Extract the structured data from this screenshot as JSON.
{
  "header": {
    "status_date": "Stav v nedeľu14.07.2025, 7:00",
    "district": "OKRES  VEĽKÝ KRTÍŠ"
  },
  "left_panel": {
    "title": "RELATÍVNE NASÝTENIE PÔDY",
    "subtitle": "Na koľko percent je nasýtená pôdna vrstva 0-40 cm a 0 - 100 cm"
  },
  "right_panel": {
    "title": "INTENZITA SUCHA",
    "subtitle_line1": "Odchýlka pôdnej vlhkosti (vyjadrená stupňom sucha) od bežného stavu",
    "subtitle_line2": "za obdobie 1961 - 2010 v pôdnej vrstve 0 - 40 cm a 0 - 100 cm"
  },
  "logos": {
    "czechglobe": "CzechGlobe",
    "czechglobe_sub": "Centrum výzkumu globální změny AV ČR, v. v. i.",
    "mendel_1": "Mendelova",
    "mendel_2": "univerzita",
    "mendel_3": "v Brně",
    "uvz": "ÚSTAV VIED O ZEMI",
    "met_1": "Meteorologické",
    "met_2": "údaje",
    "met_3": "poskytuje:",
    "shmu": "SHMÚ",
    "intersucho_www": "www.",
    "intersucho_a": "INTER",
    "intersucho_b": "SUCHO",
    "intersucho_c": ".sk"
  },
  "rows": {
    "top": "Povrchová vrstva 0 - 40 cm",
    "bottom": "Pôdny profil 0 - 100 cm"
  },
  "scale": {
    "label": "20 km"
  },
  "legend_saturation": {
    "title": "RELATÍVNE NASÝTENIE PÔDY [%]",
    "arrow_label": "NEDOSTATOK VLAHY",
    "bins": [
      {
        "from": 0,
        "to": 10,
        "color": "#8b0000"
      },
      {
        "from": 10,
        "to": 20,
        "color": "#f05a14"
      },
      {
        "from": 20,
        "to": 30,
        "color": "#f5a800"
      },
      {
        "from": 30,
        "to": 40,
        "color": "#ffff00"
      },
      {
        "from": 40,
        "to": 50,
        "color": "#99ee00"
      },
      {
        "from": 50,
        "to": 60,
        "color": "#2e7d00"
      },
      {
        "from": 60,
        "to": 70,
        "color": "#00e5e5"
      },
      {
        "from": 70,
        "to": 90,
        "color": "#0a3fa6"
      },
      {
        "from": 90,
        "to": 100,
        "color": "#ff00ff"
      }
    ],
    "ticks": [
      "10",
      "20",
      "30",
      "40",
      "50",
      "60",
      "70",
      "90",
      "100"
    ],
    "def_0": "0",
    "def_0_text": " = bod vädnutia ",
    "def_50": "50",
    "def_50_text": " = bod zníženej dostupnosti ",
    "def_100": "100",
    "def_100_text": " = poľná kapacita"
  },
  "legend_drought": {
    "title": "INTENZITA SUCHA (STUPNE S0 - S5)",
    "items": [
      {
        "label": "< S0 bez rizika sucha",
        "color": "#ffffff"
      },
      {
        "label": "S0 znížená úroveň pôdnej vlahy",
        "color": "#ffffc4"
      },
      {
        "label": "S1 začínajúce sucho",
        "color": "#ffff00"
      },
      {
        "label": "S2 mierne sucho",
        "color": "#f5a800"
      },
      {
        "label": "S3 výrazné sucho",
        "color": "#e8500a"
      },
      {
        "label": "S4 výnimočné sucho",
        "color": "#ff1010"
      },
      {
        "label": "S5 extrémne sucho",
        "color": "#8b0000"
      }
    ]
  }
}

..........

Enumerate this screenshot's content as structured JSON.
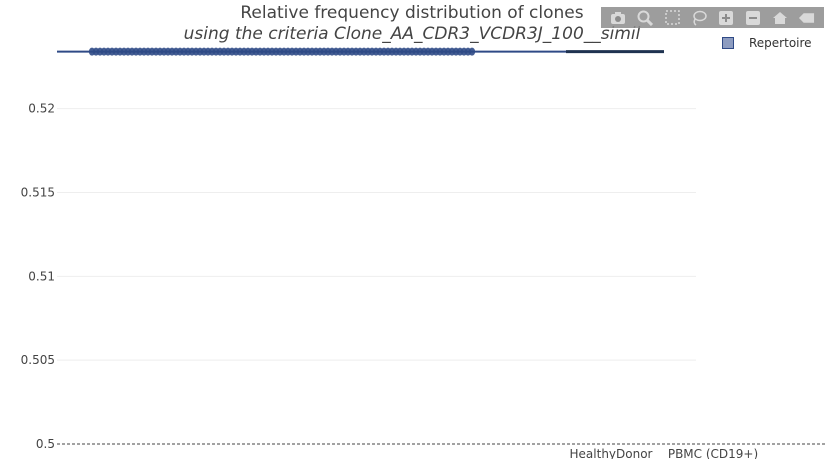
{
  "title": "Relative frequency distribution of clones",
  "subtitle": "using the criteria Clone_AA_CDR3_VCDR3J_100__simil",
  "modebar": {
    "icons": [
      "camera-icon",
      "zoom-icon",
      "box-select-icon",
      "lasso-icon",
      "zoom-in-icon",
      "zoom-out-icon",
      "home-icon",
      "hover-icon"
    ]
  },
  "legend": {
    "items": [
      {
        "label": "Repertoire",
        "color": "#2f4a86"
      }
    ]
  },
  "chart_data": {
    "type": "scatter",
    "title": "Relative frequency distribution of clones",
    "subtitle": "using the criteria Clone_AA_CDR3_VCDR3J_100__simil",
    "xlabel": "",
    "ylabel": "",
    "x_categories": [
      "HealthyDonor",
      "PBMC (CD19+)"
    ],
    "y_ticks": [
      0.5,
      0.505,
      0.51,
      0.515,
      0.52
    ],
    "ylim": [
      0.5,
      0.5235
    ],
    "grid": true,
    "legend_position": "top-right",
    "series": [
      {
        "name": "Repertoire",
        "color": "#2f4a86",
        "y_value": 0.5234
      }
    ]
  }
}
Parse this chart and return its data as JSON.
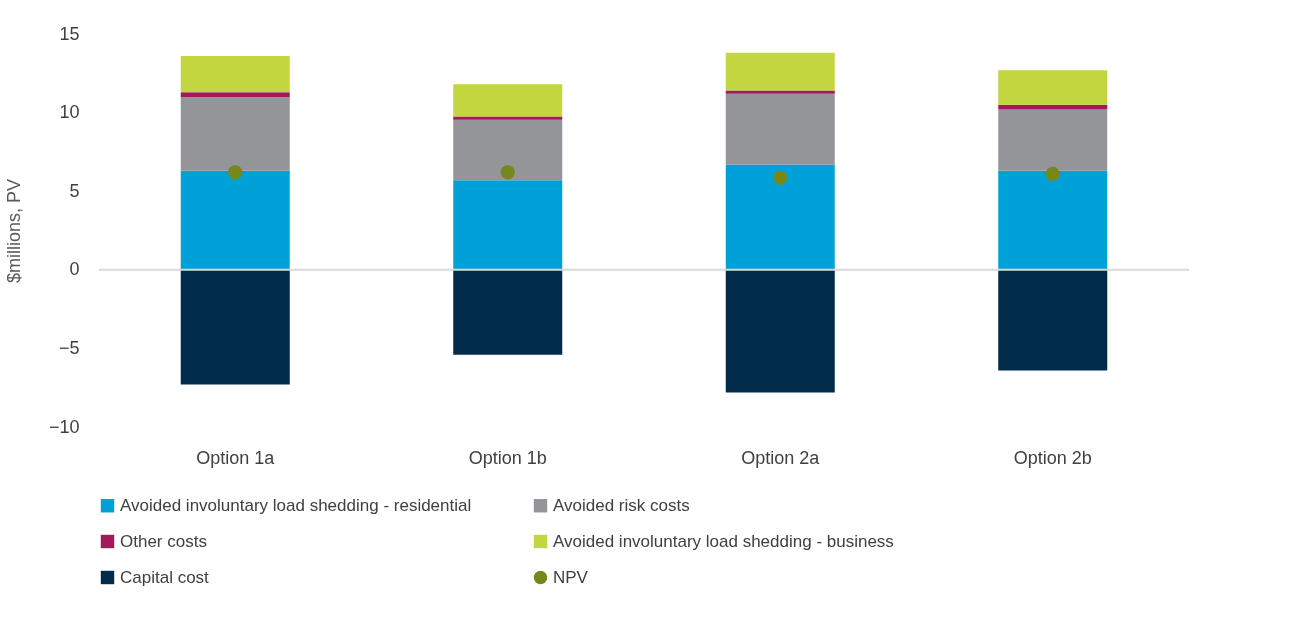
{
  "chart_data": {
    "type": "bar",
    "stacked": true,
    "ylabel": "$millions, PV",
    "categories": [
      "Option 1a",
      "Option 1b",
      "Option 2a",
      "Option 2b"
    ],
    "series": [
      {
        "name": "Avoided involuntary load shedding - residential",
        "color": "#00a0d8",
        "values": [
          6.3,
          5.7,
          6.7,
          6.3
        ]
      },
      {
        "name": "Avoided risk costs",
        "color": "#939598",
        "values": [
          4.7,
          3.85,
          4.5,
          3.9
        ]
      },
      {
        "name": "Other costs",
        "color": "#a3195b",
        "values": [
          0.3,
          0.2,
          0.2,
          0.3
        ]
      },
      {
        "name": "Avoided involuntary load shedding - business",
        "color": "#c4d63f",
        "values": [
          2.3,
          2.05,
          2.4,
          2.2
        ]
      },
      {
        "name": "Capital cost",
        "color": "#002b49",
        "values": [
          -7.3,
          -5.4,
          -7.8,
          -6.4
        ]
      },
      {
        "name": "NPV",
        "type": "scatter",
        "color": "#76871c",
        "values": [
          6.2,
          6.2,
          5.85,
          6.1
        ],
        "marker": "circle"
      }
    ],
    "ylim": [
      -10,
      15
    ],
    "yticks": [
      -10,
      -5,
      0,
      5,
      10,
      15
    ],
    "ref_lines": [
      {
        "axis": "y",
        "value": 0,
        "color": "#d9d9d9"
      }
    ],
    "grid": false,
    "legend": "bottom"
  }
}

..........

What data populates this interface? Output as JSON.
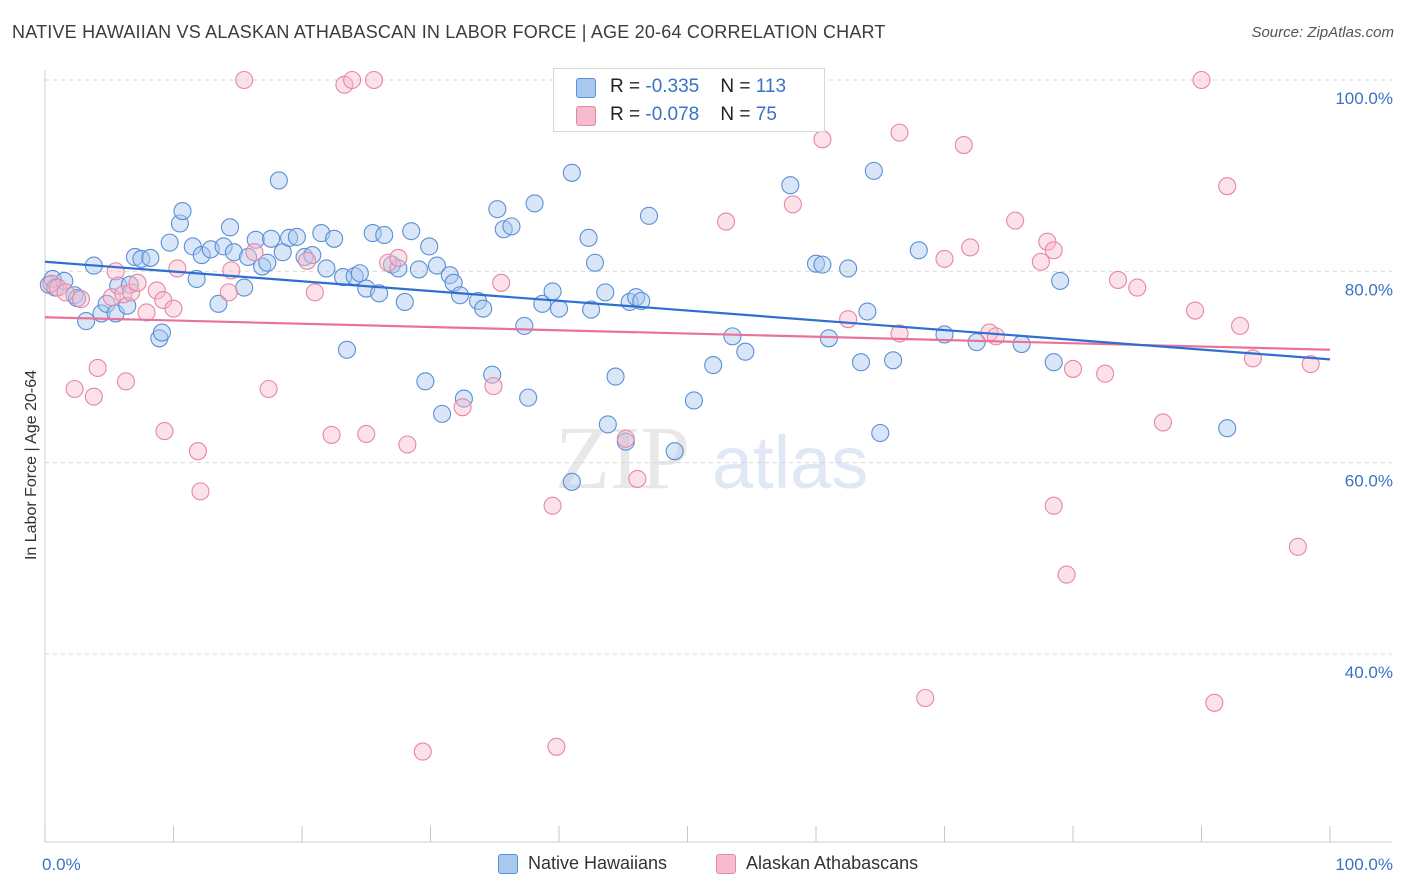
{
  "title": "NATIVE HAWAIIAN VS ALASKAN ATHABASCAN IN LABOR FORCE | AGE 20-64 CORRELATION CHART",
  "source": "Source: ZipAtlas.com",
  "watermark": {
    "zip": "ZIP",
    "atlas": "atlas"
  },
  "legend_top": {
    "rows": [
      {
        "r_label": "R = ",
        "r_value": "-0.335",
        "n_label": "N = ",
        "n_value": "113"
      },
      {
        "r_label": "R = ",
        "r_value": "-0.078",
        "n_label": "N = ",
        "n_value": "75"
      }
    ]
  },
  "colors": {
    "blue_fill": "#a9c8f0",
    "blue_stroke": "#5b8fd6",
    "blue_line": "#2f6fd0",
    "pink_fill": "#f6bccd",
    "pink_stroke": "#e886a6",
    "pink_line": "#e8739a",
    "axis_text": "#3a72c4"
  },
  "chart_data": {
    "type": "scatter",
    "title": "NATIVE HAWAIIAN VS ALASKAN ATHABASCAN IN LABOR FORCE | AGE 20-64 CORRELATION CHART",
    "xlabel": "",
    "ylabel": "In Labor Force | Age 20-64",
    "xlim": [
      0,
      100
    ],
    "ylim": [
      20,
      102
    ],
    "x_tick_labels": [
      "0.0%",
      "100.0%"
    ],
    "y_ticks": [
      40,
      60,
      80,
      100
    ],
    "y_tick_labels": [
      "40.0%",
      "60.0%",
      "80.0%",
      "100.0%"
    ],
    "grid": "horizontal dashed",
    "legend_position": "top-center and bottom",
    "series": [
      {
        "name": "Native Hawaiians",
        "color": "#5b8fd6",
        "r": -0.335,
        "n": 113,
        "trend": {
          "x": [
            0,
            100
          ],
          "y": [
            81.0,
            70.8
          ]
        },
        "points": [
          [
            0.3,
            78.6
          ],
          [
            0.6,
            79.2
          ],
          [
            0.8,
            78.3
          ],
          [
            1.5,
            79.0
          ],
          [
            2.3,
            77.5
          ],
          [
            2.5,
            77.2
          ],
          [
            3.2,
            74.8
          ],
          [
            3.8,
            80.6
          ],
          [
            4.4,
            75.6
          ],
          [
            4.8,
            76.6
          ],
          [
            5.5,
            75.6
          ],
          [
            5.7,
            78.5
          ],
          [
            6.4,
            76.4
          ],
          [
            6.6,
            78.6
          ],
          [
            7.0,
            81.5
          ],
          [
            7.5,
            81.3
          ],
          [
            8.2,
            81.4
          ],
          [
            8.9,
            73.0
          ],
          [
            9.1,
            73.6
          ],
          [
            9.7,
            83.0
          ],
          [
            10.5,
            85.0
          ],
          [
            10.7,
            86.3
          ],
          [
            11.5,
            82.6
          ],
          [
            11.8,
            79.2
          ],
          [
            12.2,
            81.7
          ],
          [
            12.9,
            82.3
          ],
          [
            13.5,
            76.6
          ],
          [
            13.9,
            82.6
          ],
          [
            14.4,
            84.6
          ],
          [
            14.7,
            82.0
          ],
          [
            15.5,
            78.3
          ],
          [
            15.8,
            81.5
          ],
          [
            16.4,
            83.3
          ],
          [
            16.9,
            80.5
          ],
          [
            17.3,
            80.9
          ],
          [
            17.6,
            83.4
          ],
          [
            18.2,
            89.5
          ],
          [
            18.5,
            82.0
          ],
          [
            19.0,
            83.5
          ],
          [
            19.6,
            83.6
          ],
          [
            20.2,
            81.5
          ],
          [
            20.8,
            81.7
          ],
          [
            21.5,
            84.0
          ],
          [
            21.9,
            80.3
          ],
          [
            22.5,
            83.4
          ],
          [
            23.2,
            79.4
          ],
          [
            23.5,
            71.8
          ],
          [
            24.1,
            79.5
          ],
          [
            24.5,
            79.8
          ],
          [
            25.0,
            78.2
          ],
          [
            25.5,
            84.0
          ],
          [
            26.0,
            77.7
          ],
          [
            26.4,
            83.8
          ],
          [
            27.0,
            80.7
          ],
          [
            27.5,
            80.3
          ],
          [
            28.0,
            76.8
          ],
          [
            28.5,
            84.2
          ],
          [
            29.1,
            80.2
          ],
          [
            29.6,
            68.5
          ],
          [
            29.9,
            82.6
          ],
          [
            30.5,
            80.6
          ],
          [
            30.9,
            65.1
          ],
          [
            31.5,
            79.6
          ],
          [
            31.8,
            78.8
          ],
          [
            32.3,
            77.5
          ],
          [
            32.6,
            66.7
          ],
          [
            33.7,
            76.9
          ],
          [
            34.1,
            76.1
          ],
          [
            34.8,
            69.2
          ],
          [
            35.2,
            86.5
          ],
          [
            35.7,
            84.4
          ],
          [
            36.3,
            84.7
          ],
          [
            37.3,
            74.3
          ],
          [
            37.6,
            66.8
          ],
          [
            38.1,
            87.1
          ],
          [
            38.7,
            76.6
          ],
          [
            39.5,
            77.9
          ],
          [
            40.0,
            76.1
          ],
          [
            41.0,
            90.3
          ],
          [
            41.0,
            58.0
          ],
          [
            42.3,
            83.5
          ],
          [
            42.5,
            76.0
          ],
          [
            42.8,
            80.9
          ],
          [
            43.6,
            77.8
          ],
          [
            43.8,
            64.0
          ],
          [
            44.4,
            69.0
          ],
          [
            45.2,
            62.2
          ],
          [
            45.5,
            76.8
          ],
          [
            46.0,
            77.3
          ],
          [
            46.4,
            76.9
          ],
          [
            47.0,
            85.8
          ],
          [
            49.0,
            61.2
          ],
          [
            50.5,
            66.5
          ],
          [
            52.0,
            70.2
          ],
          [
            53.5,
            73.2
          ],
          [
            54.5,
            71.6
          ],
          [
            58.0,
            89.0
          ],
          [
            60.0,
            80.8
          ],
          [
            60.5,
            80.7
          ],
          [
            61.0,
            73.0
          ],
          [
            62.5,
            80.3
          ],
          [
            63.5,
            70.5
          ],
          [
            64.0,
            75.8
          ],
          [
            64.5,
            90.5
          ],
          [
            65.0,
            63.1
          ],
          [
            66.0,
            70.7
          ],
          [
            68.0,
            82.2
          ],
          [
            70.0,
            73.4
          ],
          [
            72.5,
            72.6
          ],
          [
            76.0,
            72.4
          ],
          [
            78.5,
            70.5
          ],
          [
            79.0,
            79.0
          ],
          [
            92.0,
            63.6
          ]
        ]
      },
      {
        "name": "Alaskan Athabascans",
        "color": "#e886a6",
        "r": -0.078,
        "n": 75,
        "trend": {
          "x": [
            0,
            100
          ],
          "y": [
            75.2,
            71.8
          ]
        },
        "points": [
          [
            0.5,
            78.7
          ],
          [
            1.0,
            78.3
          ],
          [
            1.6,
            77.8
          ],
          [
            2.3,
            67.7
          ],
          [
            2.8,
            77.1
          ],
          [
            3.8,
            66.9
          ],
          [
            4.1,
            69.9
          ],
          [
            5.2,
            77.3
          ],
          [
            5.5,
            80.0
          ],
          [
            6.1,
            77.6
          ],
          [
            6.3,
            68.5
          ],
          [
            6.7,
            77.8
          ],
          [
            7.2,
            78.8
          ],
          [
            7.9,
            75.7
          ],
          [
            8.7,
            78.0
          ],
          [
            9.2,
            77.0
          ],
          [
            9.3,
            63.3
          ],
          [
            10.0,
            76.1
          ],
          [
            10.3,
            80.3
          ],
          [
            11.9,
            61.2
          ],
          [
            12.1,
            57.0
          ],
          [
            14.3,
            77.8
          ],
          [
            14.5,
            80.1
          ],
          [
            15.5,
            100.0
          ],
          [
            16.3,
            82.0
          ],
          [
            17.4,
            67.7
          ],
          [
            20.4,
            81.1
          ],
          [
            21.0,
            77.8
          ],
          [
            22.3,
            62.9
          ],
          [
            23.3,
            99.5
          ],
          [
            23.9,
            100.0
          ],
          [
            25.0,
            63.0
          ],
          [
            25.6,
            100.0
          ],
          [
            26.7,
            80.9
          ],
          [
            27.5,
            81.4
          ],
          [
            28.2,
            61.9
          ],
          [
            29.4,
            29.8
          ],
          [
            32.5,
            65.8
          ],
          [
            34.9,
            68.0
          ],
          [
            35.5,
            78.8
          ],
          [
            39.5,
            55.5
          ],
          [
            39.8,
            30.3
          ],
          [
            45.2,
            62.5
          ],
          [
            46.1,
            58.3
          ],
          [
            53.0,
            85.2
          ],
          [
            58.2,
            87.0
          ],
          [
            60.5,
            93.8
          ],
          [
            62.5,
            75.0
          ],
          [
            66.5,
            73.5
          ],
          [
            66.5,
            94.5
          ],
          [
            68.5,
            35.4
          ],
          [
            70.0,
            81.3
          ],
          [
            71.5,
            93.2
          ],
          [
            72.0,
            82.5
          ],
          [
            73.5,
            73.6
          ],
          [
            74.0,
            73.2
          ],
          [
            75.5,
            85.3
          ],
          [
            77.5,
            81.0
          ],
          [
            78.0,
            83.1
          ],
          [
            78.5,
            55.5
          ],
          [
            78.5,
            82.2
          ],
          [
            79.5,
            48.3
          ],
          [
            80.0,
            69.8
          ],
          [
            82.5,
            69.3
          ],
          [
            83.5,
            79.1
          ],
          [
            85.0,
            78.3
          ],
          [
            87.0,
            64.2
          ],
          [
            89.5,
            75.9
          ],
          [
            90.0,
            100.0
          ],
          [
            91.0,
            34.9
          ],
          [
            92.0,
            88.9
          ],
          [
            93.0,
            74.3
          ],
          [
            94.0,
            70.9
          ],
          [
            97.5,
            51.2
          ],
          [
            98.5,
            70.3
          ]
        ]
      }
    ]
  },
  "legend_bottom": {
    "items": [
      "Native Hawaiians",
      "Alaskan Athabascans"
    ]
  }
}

..........

• **INSTRUCTIONS TO FOLLOW**
Return every line in the listing that contains the word "involuntary".

• **RESPONSE TO THIS TASK**
        "name": "Avoided involuntary load shedding - residential",
        "name": "Avoided involuntary load shedding - business",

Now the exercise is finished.